→ Work to be completed: Pictures stay out; everything else in the records below is copied exactly.

• • • • • • •

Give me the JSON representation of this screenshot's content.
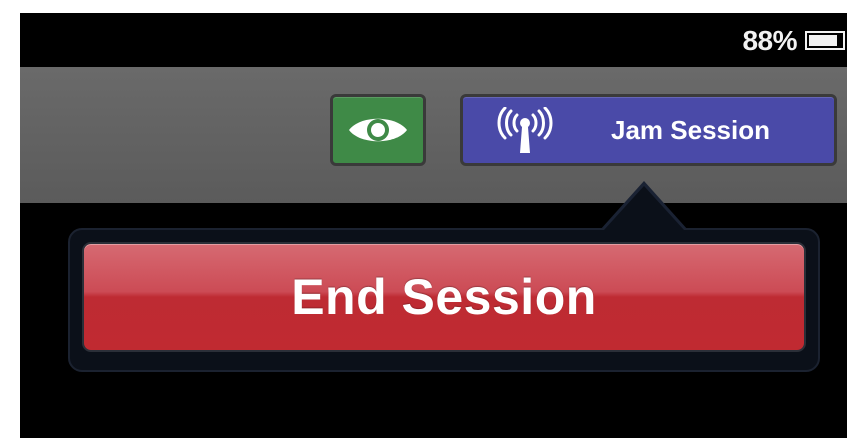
{
  "status_bar": {
    "battery_percent": "88%",
    "battery_level": 0.88
  },
  "toolbar": {
    "eye_button": {
      "icon": "eye-icon",
      "color": "#3f8a47"
    },
    "jam_button": {
      "icon": "antenna-icon",
      "label": "Jam Session",
      "color": "#4a4aa8"
    }
  },
  "popover": {
    "end_session_label": "End Session",
    "button_color": "#c02a31"
  }
}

• • • • • • •

→ Result:
Give me the JSON representation of this screenshot's content.
{
  "status_bar": {
    "battery_percent": "88%",
    "battery_level": 0.88
  },
  "toolbar": {
    "eye_button": {
      "icon": "eye-icon",
      "color": "#3f8a47"
    },
    "jam_button": {
      "icon": "antenna-icon",
      "label": "Jam Session",
      "color": "#4a4aa8"
    }
  },
  "popover": {
    "end_session_label": "End Session",
    "button_color": "#c02a31"
  }
}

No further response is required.